Directions for this task:
Only the lines from the one containing "What text is on this page?" to the end of the data should be copied, exactly and without pictures.

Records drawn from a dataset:
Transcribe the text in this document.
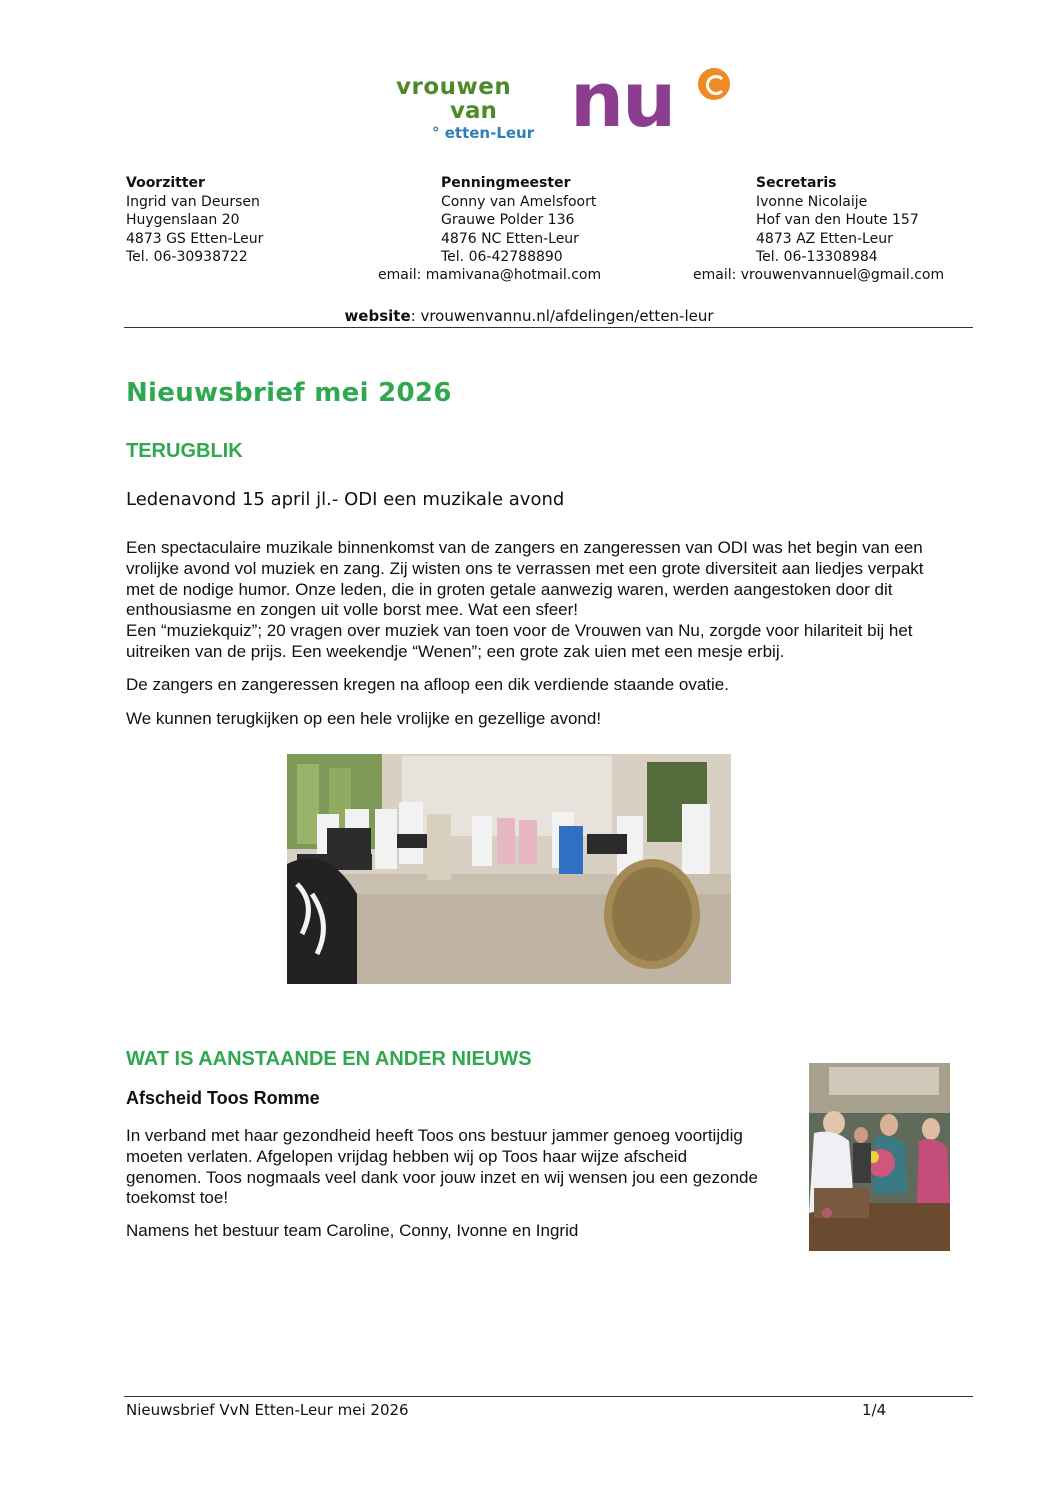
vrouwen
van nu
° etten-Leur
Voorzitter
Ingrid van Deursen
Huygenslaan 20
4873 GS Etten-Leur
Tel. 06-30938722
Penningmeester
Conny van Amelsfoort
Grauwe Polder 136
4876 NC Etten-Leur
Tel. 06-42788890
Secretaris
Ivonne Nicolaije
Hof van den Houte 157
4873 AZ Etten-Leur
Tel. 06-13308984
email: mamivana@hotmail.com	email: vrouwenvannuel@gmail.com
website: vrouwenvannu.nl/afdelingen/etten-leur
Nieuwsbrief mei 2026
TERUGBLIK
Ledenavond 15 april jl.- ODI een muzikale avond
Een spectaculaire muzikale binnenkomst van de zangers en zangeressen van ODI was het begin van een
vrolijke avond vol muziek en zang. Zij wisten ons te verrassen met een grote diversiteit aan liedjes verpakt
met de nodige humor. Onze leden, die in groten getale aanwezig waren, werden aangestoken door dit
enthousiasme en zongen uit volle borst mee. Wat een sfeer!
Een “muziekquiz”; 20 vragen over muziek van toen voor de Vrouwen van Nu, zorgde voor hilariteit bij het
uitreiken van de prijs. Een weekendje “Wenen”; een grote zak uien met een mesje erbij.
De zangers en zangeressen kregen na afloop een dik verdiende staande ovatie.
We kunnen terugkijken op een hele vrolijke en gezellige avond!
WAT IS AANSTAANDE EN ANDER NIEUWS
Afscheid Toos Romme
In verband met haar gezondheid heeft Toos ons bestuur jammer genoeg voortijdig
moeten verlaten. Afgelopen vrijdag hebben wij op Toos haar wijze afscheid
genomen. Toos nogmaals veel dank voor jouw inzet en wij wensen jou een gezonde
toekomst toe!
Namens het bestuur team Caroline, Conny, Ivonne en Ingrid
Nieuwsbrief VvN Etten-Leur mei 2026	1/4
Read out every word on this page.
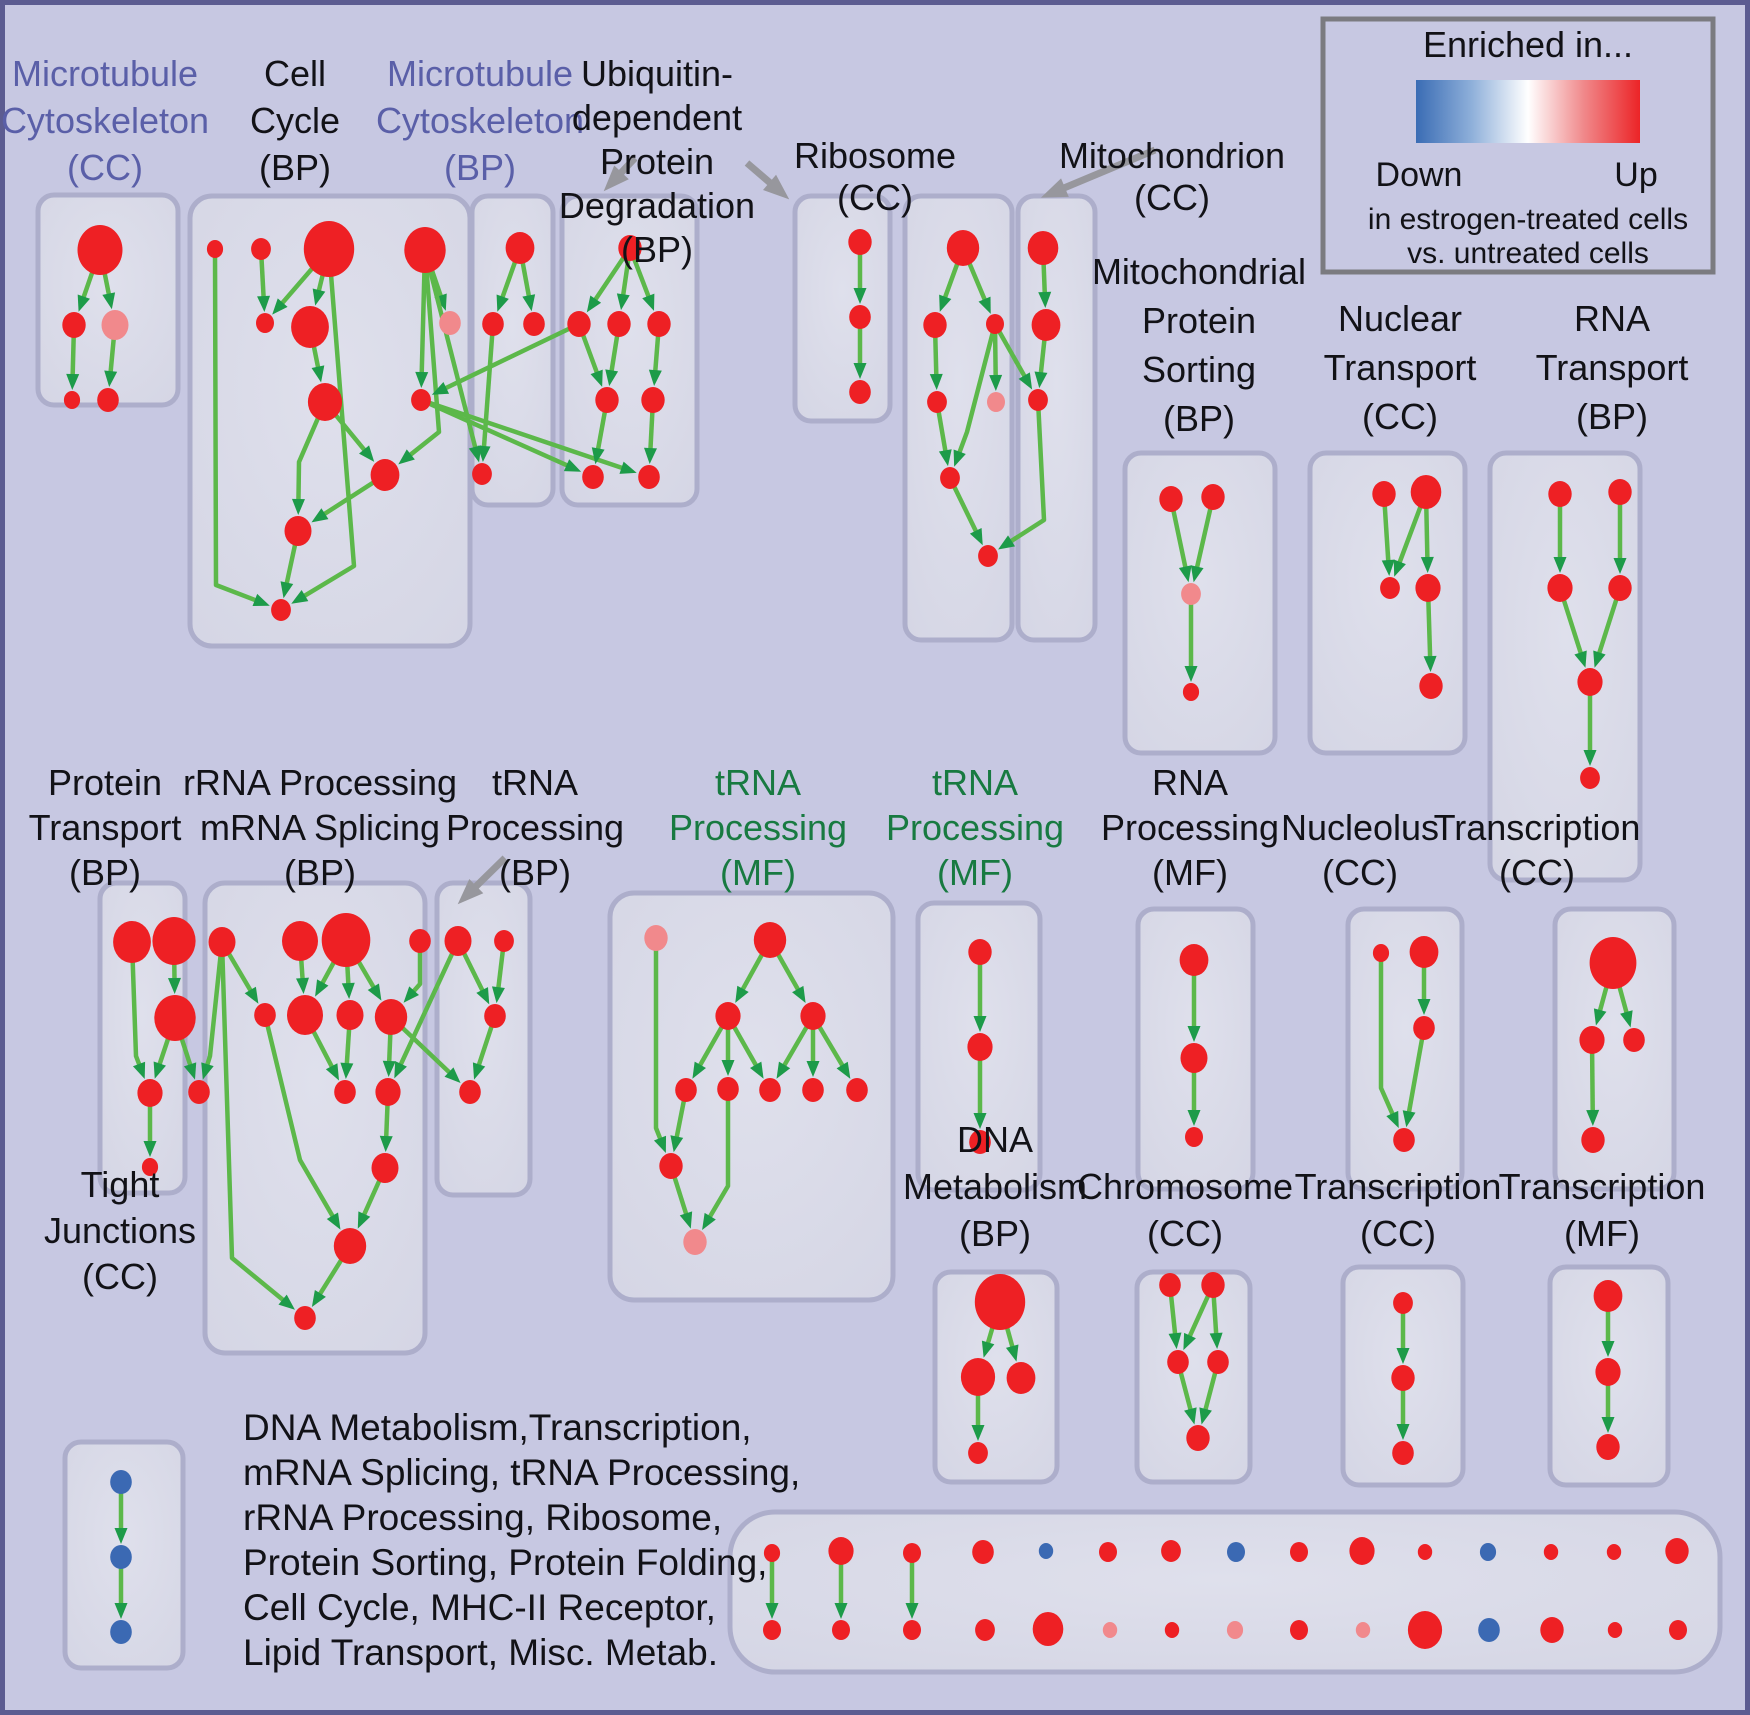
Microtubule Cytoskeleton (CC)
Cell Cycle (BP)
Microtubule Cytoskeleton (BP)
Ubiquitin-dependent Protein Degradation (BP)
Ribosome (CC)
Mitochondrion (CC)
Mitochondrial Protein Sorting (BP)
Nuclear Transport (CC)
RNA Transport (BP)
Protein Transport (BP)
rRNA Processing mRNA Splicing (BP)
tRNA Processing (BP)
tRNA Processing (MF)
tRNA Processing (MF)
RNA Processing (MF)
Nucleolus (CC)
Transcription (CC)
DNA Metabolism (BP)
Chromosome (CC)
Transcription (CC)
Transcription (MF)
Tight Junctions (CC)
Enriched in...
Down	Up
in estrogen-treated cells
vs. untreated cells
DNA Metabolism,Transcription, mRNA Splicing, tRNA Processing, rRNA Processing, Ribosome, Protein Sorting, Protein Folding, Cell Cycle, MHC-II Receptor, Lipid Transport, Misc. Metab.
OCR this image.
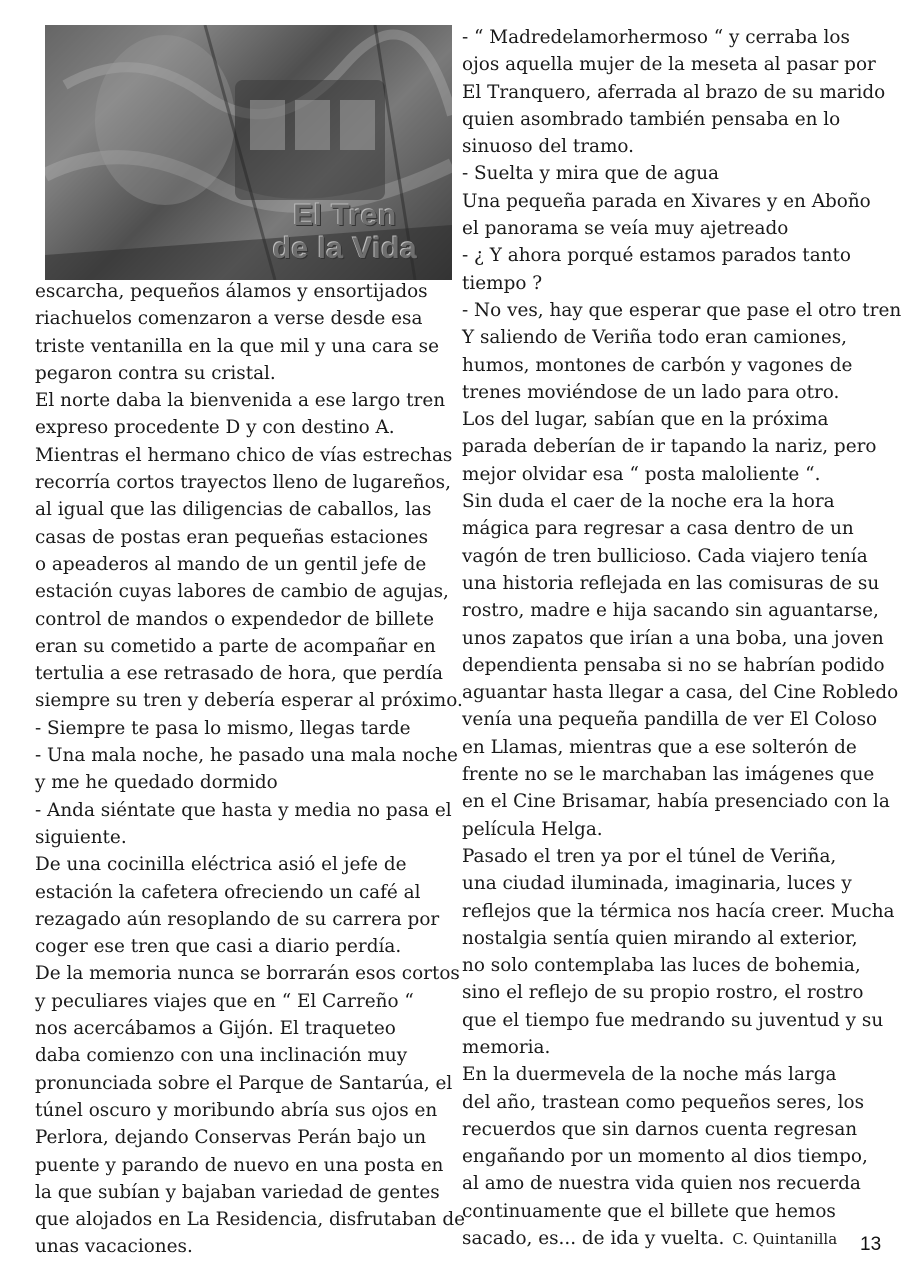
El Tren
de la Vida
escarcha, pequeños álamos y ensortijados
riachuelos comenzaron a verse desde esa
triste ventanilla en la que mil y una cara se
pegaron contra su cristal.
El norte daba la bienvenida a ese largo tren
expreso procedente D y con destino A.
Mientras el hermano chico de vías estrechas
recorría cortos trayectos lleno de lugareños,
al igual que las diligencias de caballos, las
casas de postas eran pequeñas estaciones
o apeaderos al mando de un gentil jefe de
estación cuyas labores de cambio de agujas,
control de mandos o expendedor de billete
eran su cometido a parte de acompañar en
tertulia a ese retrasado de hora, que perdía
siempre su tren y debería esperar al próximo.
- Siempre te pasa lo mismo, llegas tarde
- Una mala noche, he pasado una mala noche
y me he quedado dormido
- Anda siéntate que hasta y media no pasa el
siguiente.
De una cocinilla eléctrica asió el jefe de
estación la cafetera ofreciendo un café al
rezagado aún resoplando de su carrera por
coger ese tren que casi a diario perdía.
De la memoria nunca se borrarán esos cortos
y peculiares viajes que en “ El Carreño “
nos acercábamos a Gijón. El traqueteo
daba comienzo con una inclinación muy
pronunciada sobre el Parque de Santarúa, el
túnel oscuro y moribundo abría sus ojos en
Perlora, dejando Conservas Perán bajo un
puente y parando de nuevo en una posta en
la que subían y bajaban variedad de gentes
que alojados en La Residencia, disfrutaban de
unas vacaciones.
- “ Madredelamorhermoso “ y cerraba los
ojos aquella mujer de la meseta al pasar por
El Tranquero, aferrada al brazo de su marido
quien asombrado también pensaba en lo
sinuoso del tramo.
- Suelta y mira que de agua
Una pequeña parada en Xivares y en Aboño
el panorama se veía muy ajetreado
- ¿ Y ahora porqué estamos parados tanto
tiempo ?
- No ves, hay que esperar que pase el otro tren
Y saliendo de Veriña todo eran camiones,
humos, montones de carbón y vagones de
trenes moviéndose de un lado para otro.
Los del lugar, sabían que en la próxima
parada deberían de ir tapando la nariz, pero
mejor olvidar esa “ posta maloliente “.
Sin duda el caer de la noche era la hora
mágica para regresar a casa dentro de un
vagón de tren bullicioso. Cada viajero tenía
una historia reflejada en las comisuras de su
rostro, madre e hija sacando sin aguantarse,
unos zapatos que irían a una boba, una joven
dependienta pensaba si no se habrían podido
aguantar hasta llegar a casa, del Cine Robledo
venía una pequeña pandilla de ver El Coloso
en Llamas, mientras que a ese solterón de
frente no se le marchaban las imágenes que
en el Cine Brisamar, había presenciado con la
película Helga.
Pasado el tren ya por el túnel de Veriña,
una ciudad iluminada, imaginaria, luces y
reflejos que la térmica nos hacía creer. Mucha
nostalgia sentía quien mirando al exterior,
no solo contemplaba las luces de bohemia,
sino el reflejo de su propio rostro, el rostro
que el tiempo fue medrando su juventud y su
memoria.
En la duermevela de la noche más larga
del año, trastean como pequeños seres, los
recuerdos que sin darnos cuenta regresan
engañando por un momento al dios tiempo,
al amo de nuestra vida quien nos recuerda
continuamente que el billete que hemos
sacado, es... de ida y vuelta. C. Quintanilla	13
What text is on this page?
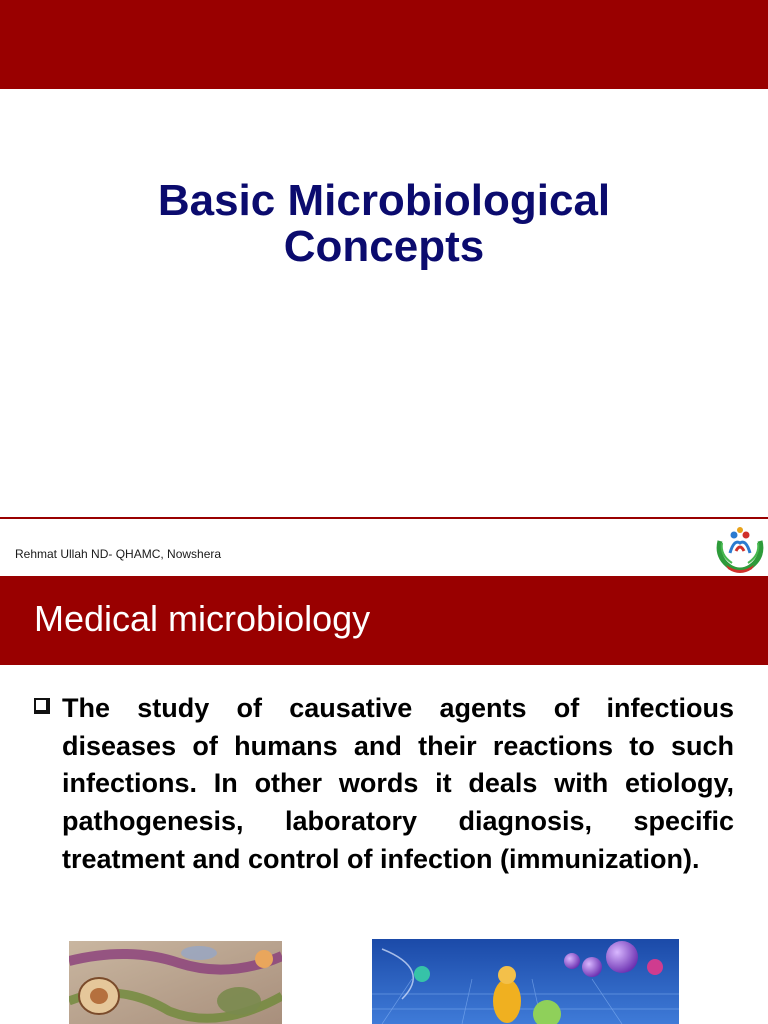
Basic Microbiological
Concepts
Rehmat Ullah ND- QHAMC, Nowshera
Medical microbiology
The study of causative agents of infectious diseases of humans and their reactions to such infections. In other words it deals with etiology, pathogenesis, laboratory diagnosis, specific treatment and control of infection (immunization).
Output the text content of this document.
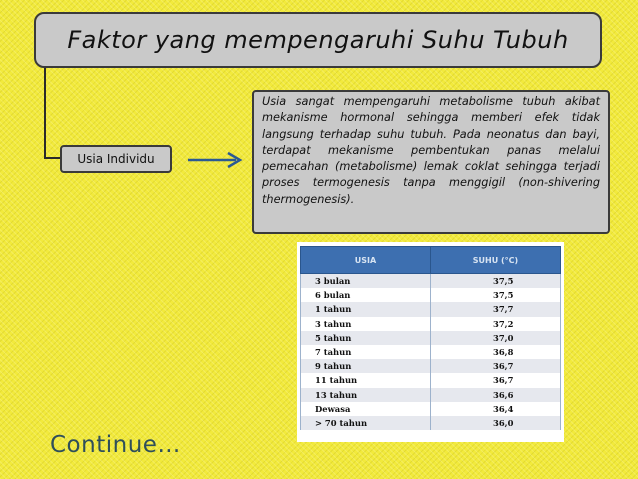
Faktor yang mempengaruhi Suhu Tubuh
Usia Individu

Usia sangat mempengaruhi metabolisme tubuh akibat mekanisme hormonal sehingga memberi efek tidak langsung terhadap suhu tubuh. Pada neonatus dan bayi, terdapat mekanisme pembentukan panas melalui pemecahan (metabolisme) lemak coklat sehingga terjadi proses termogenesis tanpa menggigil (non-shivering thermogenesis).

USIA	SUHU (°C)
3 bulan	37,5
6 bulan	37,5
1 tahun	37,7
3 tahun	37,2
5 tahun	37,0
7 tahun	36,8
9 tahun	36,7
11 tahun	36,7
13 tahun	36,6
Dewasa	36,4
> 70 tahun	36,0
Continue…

Solution to this problem:
What text is on this page?
Basic Microbiological
Concepts
Rehmat Ullah ND- QHAMC, Nowshera
Medical microbiology
The study of causative agents of infectious diseases of humans and their reactions to such infections. In other words it deals with etiology, pathogenesis, laboratory diagnosis, specific treatment and control of infection (immunization).
Output the text content of this document.
Faktor yang mempengaruhi Suhu Tubuh
Usia Individu

Usia sangat mempengaruhi metabolisme tubuh akibat mekanisme hormonal sehingga memberi efek tidak langsung terhadap suhu tubuh. Pada neonatus dan bayi, terdapat mekanisme pembentukan panas melalui pemecahan (metabolisme) lemak coklat sehingga terjadi proses termogenesis tanpa menggigil (non-shivering thermogenesis).

USIA	SUHU (°C)
3 bulan	37,5
6 bulan	37,5
1 tahun	37,7
3 tahun	37,2
5 tahun	37,0
7 tahun	36,8
9 tahun	36,7
11 tahun	36,7
13 tahun	36,6
Dewasa	36,4
> 70 tahun	36,0
Continue…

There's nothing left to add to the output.